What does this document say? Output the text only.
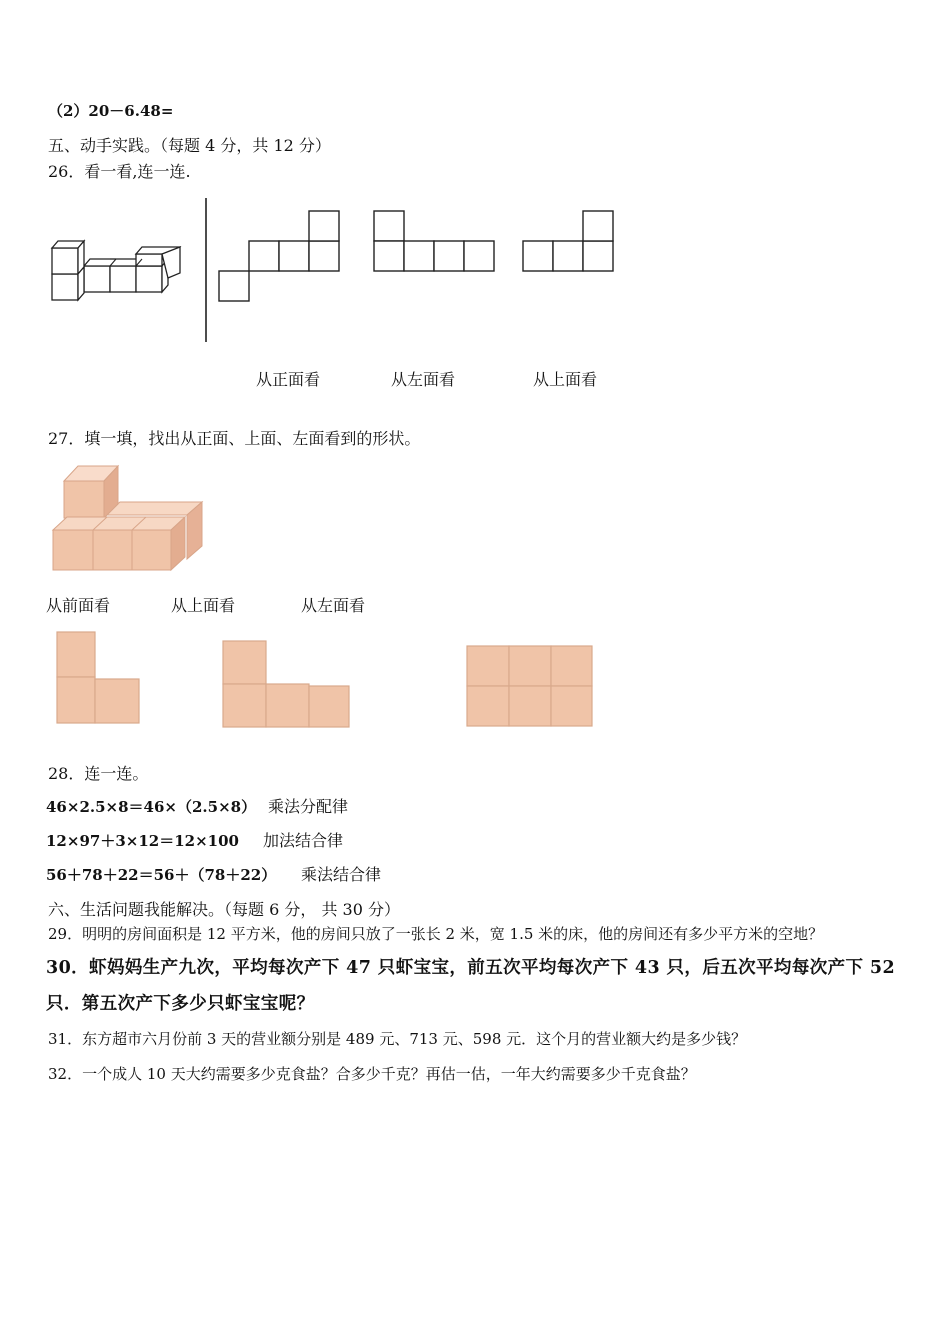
（2）20－6.48=
五、动手实践。（每题 4 分，共 12 分）
26．看一看,连一连.
从正面看	从左面看	从上面看
27．填一填，找出从正面、上面、左面看到的形状。
从前面看	从上面看	从左面看
28．连一连。
46×2.5×8＝46×（2.5×8） 乘法分配律
12×97＋3×12＝12×100 加法结合律
56＋78＋22＝56＋（78＋22） 乘法结合律
六、生活问题我能解决。（每题 6 分， 共 30 分）
29．明明的房间面积是 12 平方米，他的房间只放了一张长 2 米，宽 1.5 米的床，他的房间还有多少平方米的空地？
30．虾妈妈生产九次，平均每次产下 47 只虾宝宝，前五次平均每次产下 43 只，后五次平均每次产下 52
只．第五次产下多少只虾宝宝呢？
31．东方超市六月份前 3 天的营业额分别是 489 元、713 元、598 元．这个月的营业额大约是多少钱？
32．一个成人 10 天大约需要多少克食盐？合多少千克？再估一估，一年大约需要多少千克食盐？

▬▬▬▬▬▬

Goal of the exercise → Omit every picture, then repeat the remaining data exactly as it appears above.

Response to this exercise →
What does this document say? Output the text only.
（2）20－6.48=
五、动手实践。（每题 4 分，共 12 分）
26．看一看,连一连.
从正面看	从左面看	从上面看
27．填一填，找出从正面、上面、左面看到的形状。
从前面看	从上面看	从左面看
28．连一连。
46×2.5×8＝46×（2.5×8） 乘法分配律
12×97＋3×12＝12×100 加法结合律
56＋78＋22＝56＋（78＋22） 乘法结合律
六、生活问题我能解决。（每题 6 分， 共 30 分）
29．明明的房间面积是 12 平方米，他的房间只放了一张长 2 米，宽 1.5 米的床，他的房间还有多少平方米的空地？
30．虾妈妈生产九次，平均每次产下 47 只虾宝宝，前五次平均每次产下 43 只，后五次平均每次产下 52
只．第五次产下多少只虾宝宝呢？
31．东方超市六月份前 3 天的营业额分别是 489 元、713 元、598 元．这个月的营业额大约是多少钱？
32．一个成人 10 天大约需要多少克食盐？合多少千克？再估一估，一年大约需要多少千克食盐？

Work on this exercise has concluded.